▶ DIRECTIONS FOR THIS TASK: Quote the entries in full, character for character, without their images.

▶ Excerpt from a dataset:
§ §

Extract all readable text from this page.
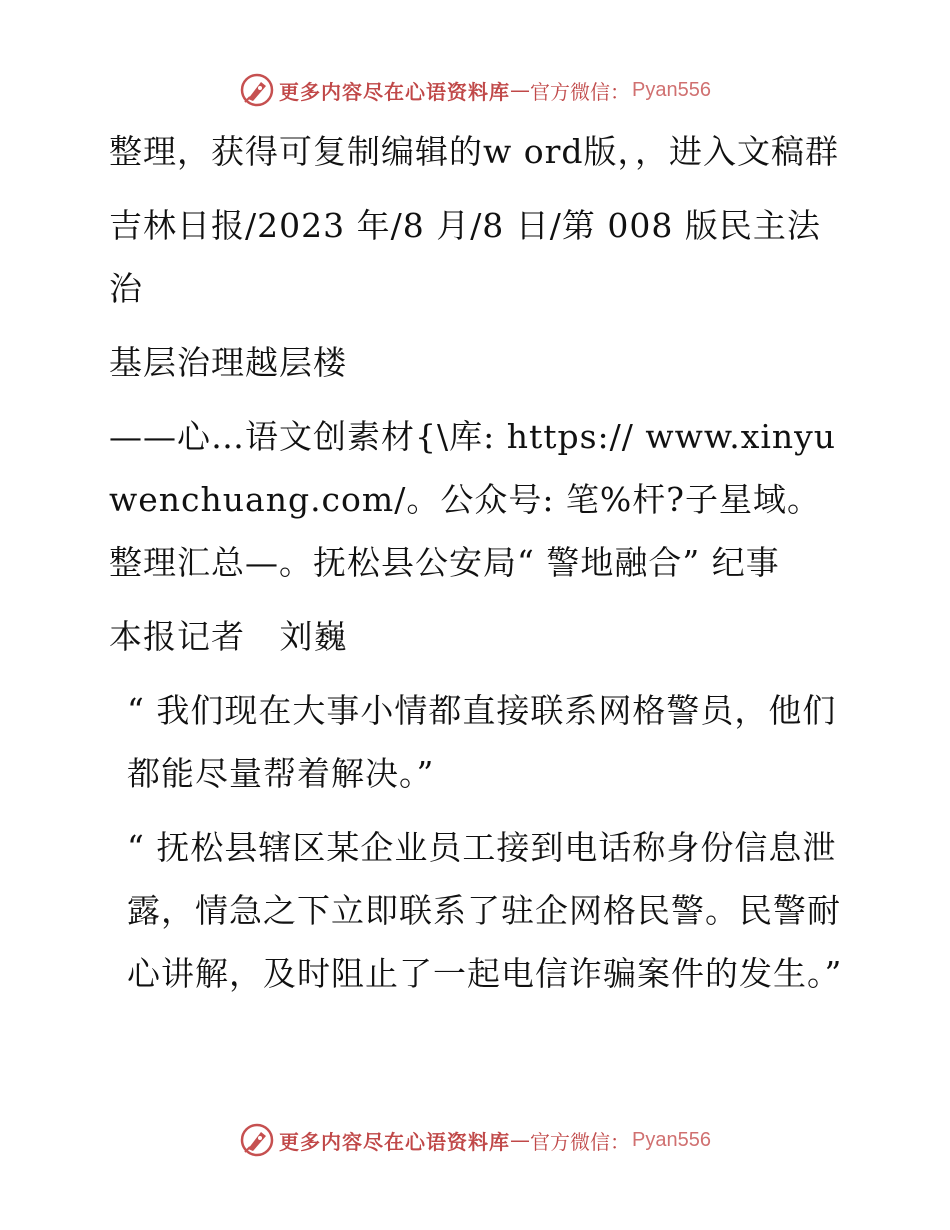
更多内容尽在心语资料库 — 官方微信： Pyan556

整理，获得可复制编辑的w ord版，，进入文稿群

吉林日报/2023 年/8 月/8 日/第 008 版民主法治

基层治理越层楼

——心…语文创素材{\库: https:// www.xinyuwenchuang.com/。公众号: 笔%杆?子星域。整理汇总—。抚松县公安局“ 警地融合” 纪事

本报记者   刘巍

“ 我们现在大事小情都直接联系网格警员，他们都能尽量帮着解决。”

“ 抚松县辖区某企业员工接到电话称身份信息泄露，情急之下立即联系了驻企网格民警。民警耐心讲解，及时阻止了一起电信诈骗案件的发生。”

更多内容尽在心语资料库 — 官方微信： Pyan556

§ §

▶ SOLUTION TO THIS PROBLEM:
Extract all readable text from this page.
更多内容尽在心语资料库 — 官方微信： Pyan556

整理，获得可复制编辑的w ord版，，进入文稿群

吉林日报/2023 年/8 月/8 日/第 008 版民主法治

基层治理越层楼

——心…语文创素材{\库: https:// www.xinyuwenchuang.com/。公众号: 笔%杆?子星域。整理汇总—。抚松县公安局“ 警地融合” 纪事

本报记者   刘巍

“ 我们现在大事小情都直接联系网格警员，他们都能尽量帮着解决。”

“ 抚松县辖区某企业员工接到电话称身份信息泄露，情急之下立即联系了驻企网格民警。民警耐心讲解，及时阻止了一起电信诈骗案件的发生。”

更多内容尽在心语资料库 — 官方微信： Pyan556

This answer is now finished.